Given instruction
Word for word, restate every line of the listing that follows.

Records for processing
###

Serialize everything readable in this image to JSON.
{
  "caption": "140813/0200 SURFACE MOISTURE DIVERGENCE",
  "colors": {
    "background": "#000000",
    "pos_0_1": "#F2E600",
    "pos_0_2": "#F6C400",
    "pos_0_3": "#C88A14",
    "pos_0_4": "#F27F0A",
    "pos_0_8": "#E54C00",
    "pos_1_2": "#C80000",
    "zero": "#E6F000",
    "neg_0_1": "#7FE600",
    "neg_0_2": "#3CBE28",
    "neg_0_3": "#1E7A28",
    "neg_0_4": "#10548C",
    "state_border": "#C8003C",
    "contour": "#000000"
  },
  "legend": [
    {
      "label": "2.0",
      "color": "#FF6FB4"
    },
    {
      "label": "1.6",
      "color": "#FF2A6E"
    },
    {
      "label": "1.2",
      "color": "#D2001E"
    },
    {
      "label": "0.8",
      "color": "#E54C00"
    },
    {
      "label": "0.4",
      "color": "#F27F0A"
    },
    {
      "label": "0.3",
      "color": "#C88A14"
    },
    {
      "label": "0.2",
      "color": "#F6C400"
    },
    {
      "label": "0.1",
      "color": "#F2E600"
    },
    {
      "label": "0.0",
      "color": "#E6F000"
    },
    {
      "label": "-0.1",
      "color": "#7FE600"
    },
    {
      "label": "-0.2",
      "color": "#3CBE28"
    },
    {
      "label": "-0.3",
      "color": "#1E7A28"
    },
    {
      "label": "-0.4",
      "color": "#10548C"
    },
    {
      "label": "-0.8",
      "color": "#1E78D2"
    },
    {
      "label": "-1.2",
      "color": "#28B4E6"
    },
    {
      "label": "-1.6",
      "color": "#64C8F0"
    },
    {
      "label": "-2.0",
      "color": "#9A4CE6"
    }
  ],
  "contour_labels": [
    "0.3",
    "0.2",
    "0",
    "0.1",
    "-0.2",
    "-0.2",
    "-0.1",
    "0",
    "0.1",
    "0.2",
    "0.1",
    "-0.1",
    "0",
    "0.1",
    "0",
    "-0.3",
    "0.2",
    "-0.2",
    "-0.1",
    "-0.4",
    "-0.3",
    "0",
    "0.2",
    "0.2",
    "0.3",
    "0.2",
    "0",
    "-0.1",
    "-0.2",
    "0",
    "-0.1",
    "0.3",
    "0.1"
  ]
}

###

Task result
Serialize everything readable in this image to JSON.
{
  "caption": "140813/0200 SURFACE MOISTURE DIVERGENCE",
  "colors": {
    "background": "#000000",
    "pos_0_1": "#F2E600",
    "pos_0_2": "#F6C400",
    "pos_0_3": "#C88A14",
    "pos_0_4": "#F27F0A",
    "pos_0_8": "#E54C00",
    "pos_1_2": "#C80000",
    "zero": "#E6F000",
    "neg_0_1": "#7FE600",
    "neg_0_2": "#3CBE28",
    "neg_0_3": "#1E7A28",
    "neg_0_4": "#10548C",
    "state_border": "#C8003C",
    "contour": "#000000"
  },
  "legend": [
    {
      "label": "2.0",
      "color": "#FF6FB4"
    },
    {
      "label": "1.6",
      "color": "#FF2A6E"
    },
    {
      "label": "1.2",
      "color": "#D2001E"
    },
    {
      "label": "0.8",
      "color": "#E54C00"
    },
    {
      "label": "0.4",
      "color": "#F27F0A"
    },
    {
      "label": "0.3",
      "color": "#C88A14"
    },
    {
      "label": "0.2",
      "color": "#F6C400"
    },
    {
      "label": "0.1",
      "color": "#F2E600"
    },
    {
      "label": "0.0",
      "color": "#E6F000"
    },
    {
      "label": "-0.1",
      "color": "#7FE600"
    },
    {
      "label": "-0.2",
      "color": "#3CBE28"
    },
    {
      "label": "-0.3",
      "color": "#1E7A28"
    },
    {
      "label": "-0.4",
      "color": "#10548C"
    },
    {
      "label": "-0.8",
      "color": "#1E78D2"
    },
    {
      "label": "-1.2",
      "color": "#28B4E6"
    },
    {
      "label": "-1.6",
      "color": "#64C8F0"
    },
    {
      "label": "-2.0",
      "color": "#9A4CE6"
    }
  ],
  "contour_labels": [
    "0.3",
    "0.2",
    "0",
    "0.1",
    "-0.2",
    "-0.2",
    "-0.1",
    "0",
    "0.1",
    "0.2",
    "0.1",
    "-0.1",
    "0",
    "0.1",
    "0",
    "-0.3",
    "0.2",
    "-0.2",
    "-0.1",
    "-0.4",
    "-0.3",
    "0",
    "0.2",
    "0.2",
    "0.3",
    "0.2",
    "0",
    "-0.1",
    "-0.2",
    "0",
    "-0.1",
    "0.3",
    "0.1"
  ]
}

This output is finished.